**Work to do:** Transcribe each line exactly.

(Stored items from a collection)
══════════
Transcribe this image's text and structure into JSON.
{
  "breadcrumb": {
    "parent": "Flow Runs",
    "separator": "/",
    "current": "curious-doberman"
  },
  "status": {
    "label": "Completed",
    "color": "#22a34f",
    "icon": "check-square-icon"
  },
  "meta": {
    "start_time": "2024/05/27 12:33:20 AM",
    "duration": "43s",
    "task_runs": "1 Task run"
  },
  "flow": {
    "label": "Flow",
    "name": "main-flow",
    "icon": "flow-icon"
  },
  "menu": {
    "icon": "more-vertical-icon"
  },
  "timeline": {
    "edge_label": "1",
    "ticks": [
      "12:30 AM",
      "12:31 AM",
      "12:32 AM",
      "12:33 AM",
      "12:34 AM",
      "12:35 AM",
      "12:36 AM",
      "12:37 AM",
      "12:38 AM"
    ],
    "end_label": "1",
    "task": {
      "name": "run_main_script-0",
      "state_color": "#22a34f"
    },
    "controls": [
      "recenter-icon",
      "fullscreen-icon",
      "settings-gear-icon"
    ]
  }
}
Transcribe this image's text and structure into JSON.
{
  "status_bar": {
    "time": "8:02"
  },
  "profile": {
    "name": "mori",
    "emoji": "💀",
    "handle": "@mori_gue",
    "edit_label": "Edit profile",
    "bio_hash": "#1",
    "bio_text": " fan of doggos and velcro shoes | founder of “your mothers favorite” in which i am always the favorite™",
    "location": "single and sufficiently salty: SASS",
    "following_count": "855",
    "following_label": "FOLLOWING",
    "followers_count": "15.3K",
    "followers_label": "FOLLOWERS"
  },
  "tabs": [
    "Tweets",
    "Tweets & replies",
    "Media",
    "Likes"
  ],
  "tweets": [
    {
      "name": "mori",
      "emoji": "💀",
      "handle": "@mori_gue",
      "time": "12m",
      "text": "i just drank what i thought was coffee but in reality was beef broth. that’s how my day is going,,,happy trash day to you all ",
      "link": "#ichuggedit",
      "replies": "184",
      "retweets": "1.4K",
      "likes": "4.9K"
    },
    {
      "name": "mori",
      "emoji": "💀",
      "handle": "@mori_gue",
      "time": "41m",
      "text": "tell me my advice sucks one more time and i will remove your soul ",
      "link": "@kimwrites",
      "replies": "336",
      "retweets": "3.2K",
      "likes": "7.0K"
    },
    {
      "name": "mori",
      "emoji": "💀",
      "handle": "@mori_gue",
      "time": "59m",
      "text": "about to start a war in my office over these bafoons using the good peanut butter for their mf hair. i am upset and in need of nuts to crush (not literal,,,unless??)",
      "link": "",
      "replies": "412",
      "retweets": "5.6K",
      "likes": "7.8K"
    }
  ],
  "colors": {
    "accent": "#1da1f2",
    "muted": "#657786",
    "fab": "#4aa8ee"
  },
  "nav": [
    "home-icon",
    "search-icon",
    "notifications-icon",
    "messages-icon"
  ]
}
══════════
**Task result:**
Transcribe this image's text and structure into JSON.
{
  "breadcrumb": {
    "parent": "Flow Runs",
    "separator": "/",
    "current": "curious-doberman"
  },
  "status": {
    "label": "Completed",
    "color": "#22a34f",
    "icon": "check-square-icon"
  },
  "meta": {
    "start_time": "2024/05/27 12:33:20 AM",
    "duration": "43s",
    "task_runs": "1 Task run"
  },
  "flow": {
    "label": "Flow",
    "name": "main-flow",
    "icon": "flow-icon"
  },
  "menu": {
    "icon": "more-vertical-icon"
  },
  "timeline": {
    "edge_label": "1",
    "ticks": [
      "12:30 AM",
      "12:31 AM",
      "12:32 AM",
      "12:33 AM",
      "12:34 AM",
      "12:35 AM",
      "12:36 AM",
      "12:37 AM",
      "12:38 AM"
    ],
    "end_label": "1",
    "task": {
      "name": "run_main_script-0",
      "state_color": "#22a34f"
    },
    "controls": [
      "recenter-icon",
      "fullscreen-icon",
      "settings-gear-icon"
    ]
  }
}
Transcribe this image's text and structure into JSON.
{
  "status_bar": {
    "time": "8:02"
  },
  "profile": {
    "name": "mori",
    "emoji": "💀",
    "handle": "@mori_gue",
    "edit_label": "Edit profile",
    "bio_hash": "#1",
    "bio_text": " fan of doggos and velcro shoes | founder of “your mothers favorite” in which i am always the favorite™",
    "location": "single and sufficiently salty: SASS",
    "following_count": "855",
    "following_label": "FOLLOWING",
    "followers_count": "15.3K",
    "followers_label": "FOLLOWERS"
  },
  "tabs": [
    "Tweets",
    "Tweets & replies",
    "Media",
    "Likes"
  ],
  "tweets": [
    {
      "name": "mori",
      "emoji": "💀",
      "handle": "@mori_gue",
      "time": "12m",
      "text": "i just drank what i thought was coffee but in reality was beef broth. that’s how my day is going,,,happy trash day to you all ",
      "link": "#ichuggedit",
      "replies": "184",
      "retweets": "1.4K",
      "likes": "4.9K"
    },
    {
      "name": "mori",
      "emoji": "💀",
      "handle": "@mori_gue",
      "time": "41m",
      "text": "tell me my advice sucks one more time and i will remove your soul ",
      "link": "@kimwrites",
      "replies": "336",
      "retweets": "3.2K",
      "likes": "7.0K"
    },
    {
      "name": "mori",
      "emoji": "💀",
      "handle": "@mori_gue",
      "time": "59m",
      "text": "about to start a war in my office over these bafoons using the good peanut butter for their mf hair. i am upset and in need of nuts to crush (not literal,,,unless??)",
      "link": "",
      "replies": "412",
      "retweets": "5.6K",
      "likes": "7.8K"
    }
  ],
  "colors": {
    "accent": "#1da1f2",
    "muted": "#657786",
    "fab": "#4aa8ee"
  },
  "nav": [
    "home-icon",
    "search-icon",
    "notifications-icon",
    "messages-icon"
  ]
}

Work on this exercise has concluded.